((

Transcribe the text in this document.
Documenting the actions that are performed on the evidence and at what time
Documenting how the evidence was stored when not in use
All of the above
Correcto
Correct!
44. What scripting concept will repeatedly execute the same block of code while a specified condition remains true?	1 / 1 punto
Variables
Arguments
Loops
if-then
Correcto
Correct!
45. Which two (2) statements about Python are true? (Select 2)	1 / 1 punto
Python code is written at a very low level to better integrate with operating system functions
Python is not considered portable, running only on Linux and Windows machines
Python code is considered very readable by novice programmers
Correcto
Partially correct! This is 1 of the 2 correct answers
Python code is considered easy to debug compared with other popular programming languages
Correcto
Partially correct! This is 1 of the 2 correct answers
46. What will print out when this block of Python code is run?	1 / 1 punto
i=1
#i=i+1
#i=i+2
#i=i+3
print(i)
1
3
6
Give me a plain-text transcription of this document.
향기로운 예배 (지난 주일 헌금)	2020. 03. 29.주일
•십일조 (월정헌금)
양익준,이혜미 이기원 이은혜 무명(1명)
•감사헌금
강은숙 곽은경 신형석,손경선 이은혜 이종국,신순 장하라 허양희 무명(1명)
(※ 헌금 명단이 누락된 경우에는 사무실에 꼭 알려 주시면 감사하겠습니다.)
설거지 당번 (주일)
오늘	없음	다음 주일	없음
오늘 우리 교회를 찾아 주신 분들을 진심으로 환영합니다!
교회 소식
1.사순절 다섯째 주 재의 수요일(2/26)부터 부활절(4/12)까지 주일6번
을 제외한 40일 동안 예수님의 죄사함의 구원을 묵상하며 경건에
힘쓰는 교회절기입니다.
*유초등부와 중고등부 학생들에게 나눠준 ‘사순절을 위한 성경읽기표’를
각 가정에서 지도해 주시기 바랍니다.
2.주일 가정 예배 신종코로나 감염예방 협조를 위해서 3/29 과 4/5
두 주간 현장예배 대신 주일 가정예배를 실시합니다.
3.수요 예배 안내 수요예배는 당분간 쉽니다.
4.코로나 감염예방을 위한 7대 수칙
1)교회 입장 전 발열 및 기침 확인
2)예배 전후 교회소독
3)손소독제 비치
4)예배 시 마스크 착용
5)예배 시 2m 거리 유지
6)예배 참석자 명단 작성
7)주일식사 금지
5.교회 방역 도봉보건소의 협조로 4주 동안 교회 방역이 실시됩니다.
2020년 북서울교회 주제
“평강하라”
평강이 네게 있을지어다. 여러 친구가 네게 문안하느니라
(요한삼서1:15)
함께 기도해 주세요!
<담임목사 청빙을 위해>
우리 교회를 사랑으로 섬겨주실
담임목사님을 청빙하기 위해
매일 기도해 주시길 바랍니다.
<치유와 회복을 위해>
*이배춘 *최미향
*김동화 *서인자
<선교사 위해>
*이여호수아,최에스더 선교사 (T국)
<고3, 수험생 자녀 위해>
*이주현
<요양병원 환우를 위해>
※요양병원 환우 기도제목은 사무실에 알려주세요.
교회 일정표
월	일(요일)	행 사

))

WRITTEN INSTRUCTION - From the records above, extract every entry exactly as given.

THE SOLUTION -
Transcribe the text in this document.
Documenting the actions that are performed on the evidence and at what time
Documenting how the evidence was stored when not in use
All of the above
Correcto
Correct!
44. What scripting concept will repeatedly execute the same block of code while a specified condition remains true?	1 / 1 punto
Variables
Arguments
Loops
if-then
Correcto
Correct!
45. Which two (2) statements about Python are true? (Select 2)	1 / 1 punto
Python code is written at a very low level to better integrate with operating system functions
Python is not considered portable, running only on Linux and Windows machines
Python code is considered very readable by novice programmers
Correcto
Partially correct! This is 1 of the 2 correct answers
Python code is considered easy to debug compared with other popular programming languages
Correcto
Partially correct! This is 1 of the 2 correct answers
46. What will print out when this block of Python code is run?	1 / 1 punto
i=1
#i=i+1
#i=i+2
#i=i+3
print(i)
1
3
6
Give me a plain-text transcription of this document.
향기로운 예배 (지난 주일 헌금)	2020. 03. 29.주일
•십일조 (월정헌금)
양익준,이혜미 이기원 이은혜 무명(1명)
•감사헌금
강은숙 곽은경 신형석,손경선 이은혜 이종국,신순 장하라 허양희 무명(1명)
(※ 헌금 명단이 누락된 경우에는 사무실에 꼭 알려 주시면 감사하겠습니다.)
설거지 당번 (주일)
오늘	없음	다음 주일	없음
오늘 우리 교회를 찾아 주신 분들을 진심으로 환영합니다!
교회 소식
1.사순절 다섯째 주 재의 수요일(2/26)부터 부활절(4/12)까지 주일6번
을 제외한 40일 동안 예수님의 죄사함의 구원을 묵상하며 경건에
힘쓰는 교회절기입니다.
*유초등부와 중고등부 학생들에게 나눠준 ‘사순절을 위한 성경읽기표’를
각 가정에서 지도해 주시기 바랍니다.
2.주일 가정 예배 신종코로나 감염예방 협조를 위해서 3/29 과 4/5
두 주간 현장예배 대신 주일 가정예배를 실시합니다.
3.수요 예배 안내 수요예배는 당분간 쉽니다.
4.코로나 감염예방을 위한 7대 수칙
1)교회 입장 전 발열 및 기침 확인
2)예배 전후 교회소독
3)손소독제 비치
4)예배 시 마스크 착용
5)예배 시 2m 거리 유지
6)예배 참석자 명단 작성
7)주일식사 금지
5.교회 방역 도봉보건소의 협조로 4주 동안 교회 방역이 실시됩니다.
2020년 북서울교회 주제
“평강하라”
평강이 네게 있을지어다. 여러 친구가 네게 문안하느니라
(요한삼서1:15)
함께 기도해 주세요!
<담임목사 청빙을 위해>
우리 교회를 사랑으로 섬겨주실
담임목사님을 청빙하기 위해
매일 기도해 주시길 바랍니다.
<치유와 회복을 위해>
*이배춘 *최미향
*김동화 *서인자
<선교사 위해>
*이여호수아,최에스더 선교사 (T국)
<고3, 수험생 자녀 위해>
*이주현
<요양병원 환우를 위해>
※요양병원 환우 기도제목은 사무실에 알려주세요.
교회 일정표
월	일(요일)	행 사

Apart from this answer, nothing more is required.